TASK TO COMPLETE: Without the pictures, return each record as it appears.

Data records:
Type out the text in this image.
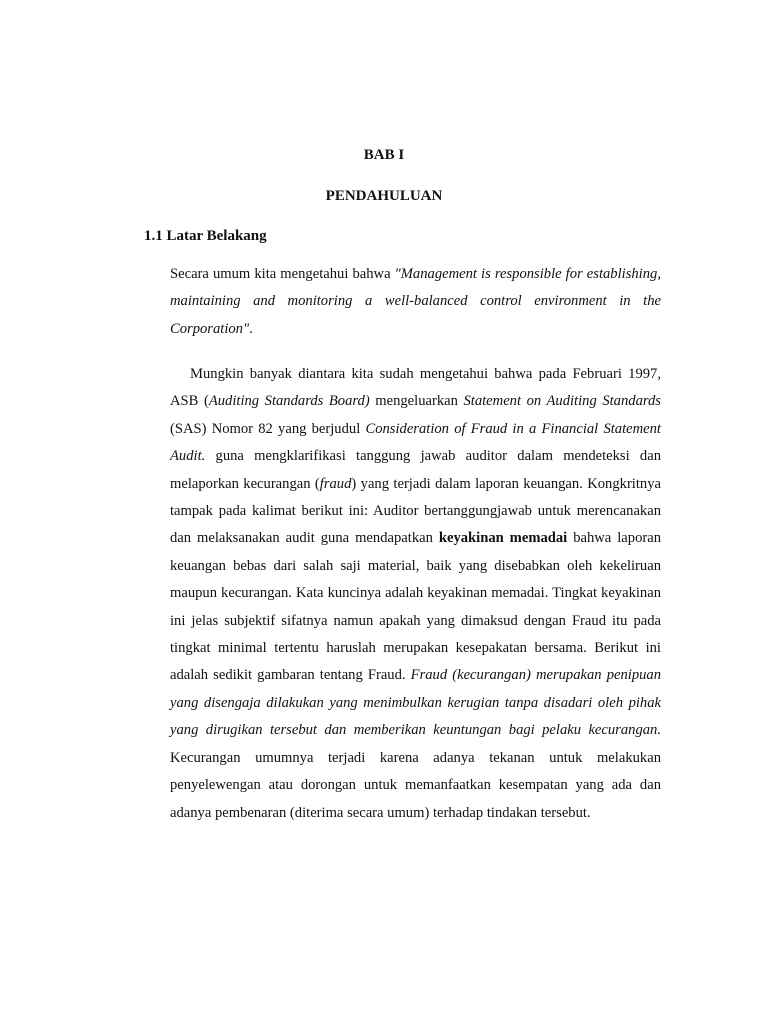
BAB I
PENDAHULUAN
1.1 Latar Belakang

Secara umum kita mengetahui bahwa "Management is responsible for establishing, maintaining and monitoring a well-balanced control environment in the Corporation".

Mungkin banyak diantara kita sudah mengetahui bahwa pada Februari 1997, ASB (Auditing Standards Board) mengeluarkan Statement on Auditing Standards (SAS) Nomor 82 yang berjudul Consideration of Fraud in a Financial Statement Audit. guna mengklarifikasi tanggung jawab auditor dalam mendeteksi dan melaporkan kecurangan (fraud) yang terjadi dalam laporan keuangan. Kongkritnya tampak pada kalimat berikut ini: Auditor bertanggungjawab untuk merencanakan dan melaksanakan audit guna mendapatkan keyakinan memadai bahwa laporan keuangan bebas dari salah saji material, baik yang disebabkan oleh kekeliruan maupun kecurangan. Kata kuncinya adalah keyakinan memadai. Tingkat keyakinan ini jelas subjektif sifatnya namun apakah yang dimaksud dengan Fraud itu pada tingkat minimal tertentu haruslah merupakan kesepakatan bersama. Berikut ini adalah sedikit gambaran tentang Fraud. Fraud (kecurangan) merupakan penipuan yang disengaja dilakukan yang menimbulkan kerugian tanpa disadari oleh pihak yang dirugikan tersebut dan memberikan keuntungan bagi pelaku kecurangan. Kecurangan umumnya terjadi karena adanya tekanan untuk melakukan penyelewengan atau dorongan untuk memanfaatkan kesempatan yang ada dan adanya pembenaran (diterima secara umum) terhadap tindakan tersebut.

TASK SOLUTION:
Type out the text in this image.
BAB I
PENDAHULUAN
1.1 Latar Belakang

Secara umum kita mengetahui bahwa "Management is responsible for establishing, maintaining and monitoring a well-balanced control environment in the Corporation".

Mungkin banyak diantara kita sudah mengetahui bahwa pada Februari 1997, ASB (Auditing Standards Board) mengeluarkan Statement on Auditing Standards (SAS) Nomor 82 yang berjudul Consideration of Fraud in a Financial Statement Audit. guna mengklarifikasi tanggung jawab auditor dalam mendeteksi dan melaporkan kecurangan (fraud) yang terjadi dalam laporan keuangan. Kongkritnya tampak pada kalimat berikut ini: Auditor bertanggungjawab untuk merencanakan dan melaksanakan audit guna mendapatkan keyakinan memadai bahwa laporan keuangan bebas dari salah saji material, baik yang disebabkan oleh kekeliruan maupun kecurangan. Kata kuncinya adalah keyakinan memadai. Tingkat keyakinan ini jelas subjektif sifatnya namun apakah yang dimaksud dengan Fraud itu pada tingkat minimal tertentu haruslah merupakan kesepakatan bersama. Berikut ini adalah sedikit gambaran tentang Fraud. Fraud (kecurangan) merupakan penipuan yang disengaja dilakukan yang menimbulkan kerugian tanpa disadari oleh pihak yang dirugikan tersebut dan memberikan keuntungan bagi pelaku kecurangan. Kecurangan umumnya terjadi karena adanya tekanan untuk melakukan penyelewengan atau dorongan untuk memanfaatkan kesempatan yang ada dan adanya pembenaran (diterima secara umum) terhadap tindakan tersebut.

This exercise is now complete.